Dataset items:
----------------------------------------

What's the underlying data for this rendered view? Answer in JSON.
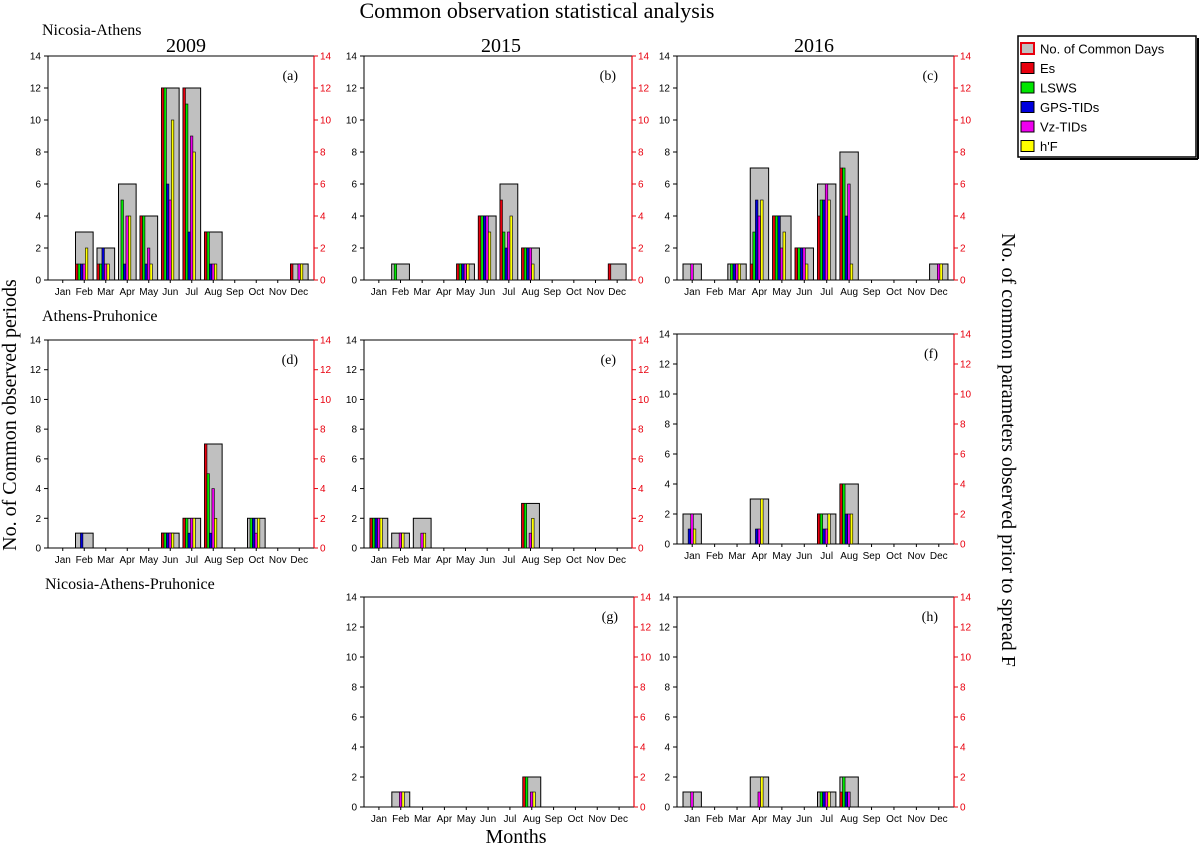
{
  "figure": {
    "title": "Common observation statistical analysis",
    "xlabel": "Months",
    "ylabel_left": "No. of Common observed periods",
    "ylabel_right": "No. of common parameters observed prior to spread F",
    "row_labels": [
      "Nicosia-Athens",
      "Athens-Pruhonice",
      "Nicosia-Athens-Pruhonice"
    ],
    "column_titles": [
      "2009",
      "2015",
      "2016"
    ],
    "legend": [
      {
        "name": "No. of Common Days",
        "color": "#c0c0c0"
      },
      {
        "name": "Es",
        "color": "#e8000e"
      },
      {
        "name": "LSWS",
        "color": "#00e600"
      },
      {
        "name": "GPS-TIDs",
        "color": "#0000dd"
      },
      {
        "name": "Vz-TIDs",
        "color": "#ee00ee"
      },
      {
        "name": "h'F",
        "color": "#ffff00"
      }
    ],
    "colors": {
      "left_axis": "#000000",
      "right_axis": "#e8000e",
      "outline": "#000000"
    }
  },
  "chart_data": [
    {
      "type": "bar",
      "panel": "(a)",
      "row": "Nicosia-Athens",
      "year": "2009",
      "categories": [
        "Jan",
        "Feb",
        "Mar",
        "Apr",
        "May",
        "Jun",
        "Jul",
        "Aug",
        "Sep",
        "Oct",
        "Nov",
        "Dec"
      ],
      "ylim": [
        0,
        14
      ],
      "yticks": [
        0,
        2,
        4,
        6,
        8,
        10,
        12,
        14
      ],
      "series": [
        {
          "name": "No. of Common Days",
          "values": [
            0,
            3,
            2,
            6,
            4,
            12,
            12,
            3,
            0,
            0,
            0,
            1
          ]
        },
        {
          "name": "Es",
          "values": [
            0,
            1,
            1,
            0,
            4,
            12,
            12,
            3,
            0,
            0,
            0,
            1
          ]
        },
        {
          "name": "LSWS",
          "values": [
            0,
            1,
            1,
            5,
            4,
            12,
            11,
            3,
            0,
            0,
            0,
            0
          ]
        },
        {
          "name": "GPS-TIDs",
          "values": [
            0,
            1,
            2,
            1,
            1,
            6,
            3,
            1,
            0,
            0,
            0,
            0
          ]
        },
        {
          "name": "Vz-TIDs",
          "values": [
            0,
            1,
            1,
            4,
            2,
            5,
            9,
            1,
            0,
            0,
            0,
            1
          ]
        },
        {
          "name": "h'F",
          "values": [
            0,
            2,
            1,
            4,
            1,
            10,
            8,
            1,
            0,
            0,
            0,
            1
          ]
        }
      ]
    },
    {
      "type": "bar",
      "panel": "(b)",
      "row": "Nicosia-Athens",
      "year": "2015",
      "categories": [
        "Jan",
        "Feb",
        "Mar",
        "Apr",
        "May",
        "Jun",
        "Jul",
        "Aug",
        "Sep",
        "Oct",
        "Nov",
        "Dec"
      ],
      "ylim": [
        0,
        14
      ],
      "yticks": [
        0,
        2,
        4,
        6,
        8,
        10,
        12,
        14
      ],
      "series": [
        {
          "name": "No. of Common Days",
          "values": [
            0,
            1,
            0,
            0,
            1,
            4,
            6,
            2,
            0,
            0,
            0,
            1
          ]
        },
        {
          "name": "Es",
          "values": [
            0,
            0,
            0,
            0,
            1,
            4,
            5,
            2,
            0,
            0,
            0,
            1
          ]
        },
        {
          "name": "LSWS",
          "values": [
            0,
            1,
            0,
            0,
            1,
            4,
            3,
            2,
            0,
            0,
            0,
            0
          ]
        },
        {
          "name": "GPS-TIDs",
          "values": [
            0,
            0,
            0,
            0,
            1,
            4,
            2,
            2,
            0,
            0,
            0,
            0
          ]
        },
        {
          "name": "Vz-TIDs",
          "values": [
            0,
            0,
            0,
            0,
            1,
            4,
            3,
            2,
            0,
            0,
            0,
            0
          ]
        },
        {
          "name": "h'F",
          "values": [
            0,
            0,
            0,
            0,
            1,
            3,
            4,
            1,
            0,
            0,
            0,
            0
          ]
        }
      ]
    },
    {
      "type": "bar",
      "panel": "(c)",
      "row": "Nicosia-Athens",
      "year": "2016",
      "categories": [
        "Jan",
        "Feb",
        "Mar",
        "Apr",
        "May",
        "Jun",
        "Jul",
        "Aug",
        "Sep",
        "Oct",
        "Nov",
        "Dec"
      ],
      "ylim": [
        0,
        14
      ],
      "yticks": [
        0,
        2,
        4,
        6,
        8,
        10,
        12,
        14
      ],
      "series": [
        {
          "name": "No. of Common Days",
          "values": [
            1,
            0,
            1,
            7,
            4,
            2,
            6,
            8,
            0,
            0,
            0,
            1
          ]
        },
        {
          "name": "Es",
          "values": [
            0,
            0,
            0,
            1,
            4,
            2,
            4,
            7,
            0,
            0,
            0,
            0
          ]
        },
        {
          "name": "LSWS",
          "values": [
            0,
            0,
            1,
            3,
            4,
            2,
            5,
            7,
            0,
            0,
            0,
            0
          ]
        },
        {
          "name": "GPS-TIDs",
          "values": [
            0,
            0,
            1,
            5,
            4,
            2,
            5,
            4,
            0,
            0,
            0,
            0
          ]
        },
        {
          "name": "Vz-TIDs",
          "values": [
            1,
            0,
            1,
            4,
            2,
            2,
            6,
            6,
            0,
            0,
            0,
            1
          ]
        },
        {
          "name": "h'F",
          "values": [
            0,
            0,
            1,
            5,
            3,
            1,
            5,
            1,
            0,
            0,
            0,
            1
          ]
        }
      ]
    },
    {
      "type": "bar",
      "panel": "(d)",
      "row": "Athens-Pruhonice",
      "year": "2009",
      "categories": [
        "Jan",
        "Feb",
        "Mar",
        "Apr",
        "May",
        "Jun",
        "Jul",
        "Aug",
        "Sep",
        "Oct",
        "Nov",
        "Dec"
      ],
      "ylim": [
        0,
        14
      ],
      "yticks": [
        0,
        2,
        4,
        6,
        8,
        10,
        12,
        14
      ],
      "series": [
        {
          "name": "No. of Common Days",
          "values": [
            0,
            1,
            0,
            0,
            0,
            1,
            2,
            7,
            0,
            2,
            0,
            0
          ]
        },
        {
          "name": "Es",
          "values": [
            0,
            0,
            0,
            0,
            0,
            1,
            2,
            7,
            0,
            0,
            0,
            0
          ]
        },
        {
          "name": "LSWS",
          "values": [
            0,
            0,
            0,
            0,
            0,
            1,
            2,
            5,
            0,
            2,
            0,
            0
          ]
        },
        {
          "name": "GPS-TIDs",
          "values": [
            0,
            1,
            0,
            0,
            0,
            1,
            1,
            1,
            0,
            2,
            0,
            0
          ]
        },
        {
          "name": "Vz-TIDs",
          "values": [
            0,
            0,
            0,
            0,
            0,
            1,
            2,
            4,
            0,
            1,
            0,
            0
          ]
        },
        {
          "name": "h'F",
          "values": [
            0,
            0,
            0,
            0,
            0,
            1,
            2,
            2,
            0,
            2,
            0,
            0
          ]
        }
      ]
    },
    {
      "type": "bar",
      "panel": "(e)",
      "row": "Athens-Pruhonice",
      "year": "2015",
      "categories": [
        "Jan",
        "Feb",
        "Mar",
        "Apr",
        "May",
        "Jun",
        "Jul",
        "Aug",
        "Sep",
        "Oct",
        "Nov",
        "Dec"
      ],
      "ylim": [
        0,
        14
      ],
      "yticks": [
        0,
        2,
        4,
        6,
        8,
        10,
        12,
        14
      ],
      "series": [
        {
          "name": "No. of Common Days",
          "values": [
            2,
            1,
            2,
            0,
            0,
            0,
            0,
            3,
            0,
            0,
            0,
            0
          ]
        },
        {
          "name": "Es",
          "values": [
            2,
            0,
            0,
            0,
            0,
            0,
            0,
            3,
            0,
            0,
            0,
            0
          ]
        },
        {
          "name": "LSWS",
          "values": [
            2,
            0,
            0,
            0,
            0,
            0,
            0,
            3,
            0,
            0,
            0,
            0
          ]
        },
        {
          "name": "GPS-TIDs",
          "values": [
            2,
            0,
            0,
            0,
            0,
            0,
            0,
            0,
            0,
            0,
            0,
            0
          ]
        },
        {
          "name": "Vz-TIDs",
          "values": [
            2,
            1,
            1,
            0,
            0,
            0,
            0,
            1,
            0,
            0,
            0,
            0
          ]
        },
        {
          "name": "h'F",
          "values": [
            2,
            1,
            1,
            0,
            0,
            0,
            0,
            2,
            0,
            0,
            0,
            0
          ]
        }
      ]
    },
    {
      "type": "bar",
      "panel": "(f)",
      "row": "Athens-Pruhonice",
      "year": "2016",
      "categories": [
        "Jan",
        "Feb",
        "Mar",
        "Apr",
        "May",
        "Jun",
        "Jul",
        "Aug",
        "Sep",
        "Oct",
        "Nov",
        "Dec"
      ],
      "ylim": [
        0,
        14
      ],
      "yticks": [
        0,
        2,
        4,
        6,
        8,
        10,
        12,
        14
      ],
      "series": [
        {
          "name": "No. of Common Days",
          "values": [
            2,
            0,
            0,
            3,
            0,
            0,
            2,
            4,
            0,
            0,
            0,
            0
          ]
        },
        {
          "name": "Es",
          "values": [
            0,
            0,
            0,
            0,
            0,
            0,
            2,
            4,
            0,
            0,
            0,
            0
          ]
        },
        {
          "name": "LSWS",
          "values": [
            0,
            0,
            0,
            0,
            0,
            0,
            2,
            4,
            0,
            0,
            0,
            0
          ]
        },
        {
          "name": "GPS-TIDs",
          "values": [
            1,
            0,
            0,
            1,
            0,
            0,
            1,
            2,
            0,
            0,
            0,
            0
          ]
        },
        {
          "name": "Vz-TIDs",
          "values": [
            2,
            0,
            0,
            1,
            0,
            0,
            1,
            2,
            0,
            0,
            0,
            0
          ]
        },
        {
          "name": "h'F",
          "values": [
            1,
            0,
            0,
            3,
            0,
            0,
            2,
            2,
            0,
            0,
            0,
            0
          ]
        }
      ]
    },
    {
      "type": "bar",
      "panel": "(g)",
      "row": "Nicosia-Athens-Pruhonice",
      "year": "2015",
      "categories": [
        "Jan",
        "Feb",
        "Mar",
        "Apr",
        "May",
        "Jun",
        "Jul",
        "Aug",
        "Sep",
        "Oct",
        "Nov",
        "Dec"
      ],
      "ylim": [
        0,
        14
      ],
      "yticks": [
        0,
        2,
        4,
        6,
        8,
        10,
        12,
        14
      ],
      "series": [
        {
          "name": "No. of Common Days",
          "values": [
            0,
            1,
            0,
            0,
            0,
            0,
            0,
            2,
            0,
            0,
            0,
            0
          ]
        },
        {
          "name": "Es",
          "values": [
            0,
            0,
            0,
            0,
            0,
            0,
            0,
            2,
            0,
            0,
            0,
            0
          ]
        },
        {
          "name": "LSWS",
          "values": [
            0,
            0,
            0,
            0,
            0,
            0,
            0,
            2,
            0,
            0,
            0,
            0
          ]
        },
        {
          "name": "GPS-TIDs",
          "values": [
            0,
            0,
            0,
            0,
            0,
            0,
            0,
            0,
            0,
            0,
            0,
            0
          ]
        },
        {
          "name": "Vz-TIDs",
          "values": [
            0,
            1,
            0,
            0,
            0,
            0,
            0,
            1,
            0,
            0,
            0,
            0
          ]
        },
        {
          "name": "h'F",
          "values": [
            0,
            1,
            0,
            0,
            0,
            0,
            0,
            1,
            0,
            0,
            0,
            0
          ]
        }
      ]
    },
    {
      "type": "bar",
      "panel": "(h)",
      "row": "Nicosia-Athens-Pruhonice",
      "year": "2016",
      "categories": [
        "Jan",
        "Feb",
        "Mar",
        "Apr",
        "May",
        "Jun",
        "Jul",
        "Aug",
        "Sep",
        "Oct",
        "Nov",
        "Dec"
      ],
      "ylim": [
        0,
        14
      ],
      "yticks": [
        0,
        2,
        4,
        6,
        8,
        10,
        12,
        14
      ],
      "series": [
        {
          "name": "No. of Common Days",
          "values": [
            1,
            0,
            0,
            2,
            0,
            0,
            1,
            2,
            0,
            0,
            0,
            0
          ]
        },
        {
          "name": "Es",
          "values": [
            0,
            0,
            0,
            0,
            0,
            0,
            0,
            1,
            0,
            0,
            0,
            0
          ]
        },
        {
          "name": "LSWS",
          "values": [
            0,
            0,
            0,
            0,
            0,
            0,
            1,
            2,
            0,
            0,
            0,
            0
          ]
        },
        {
          "name": "GPS-TIDs",
          "values": [
            0,
            0,
            0,
            0,
            0,
            0,
            1,
            1,
            0,
            0,
            0,
            0
          ]
        },
        {
          "name": "Vz-TIDs",
          "values": [
            1,
            0,
            0,
            1,
            0,
            0,
            1,
            1,
            0,
            0,
            0,
            0
          ]
        },
        {
          "name": "h'F",
          "values": [
            0,
            0,
            0,
            2,
            0,
            0,
            1,
            0,
            0,
            0,
            0,
            0
          ]
        }
      ]
    }
  ]
}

----------------------------------------

Task to complete:
Search the preceding listing for "panel" and extract every line where it is found.

Complete answer:
      "panel": "(a)",
      "panel": "(b)",
      "panel": "(c)",
      "panel": "(d)",
      "panel": "(e)",
      "panel": "(f)",
      "panel": "(g)",
      "panel": "(h)",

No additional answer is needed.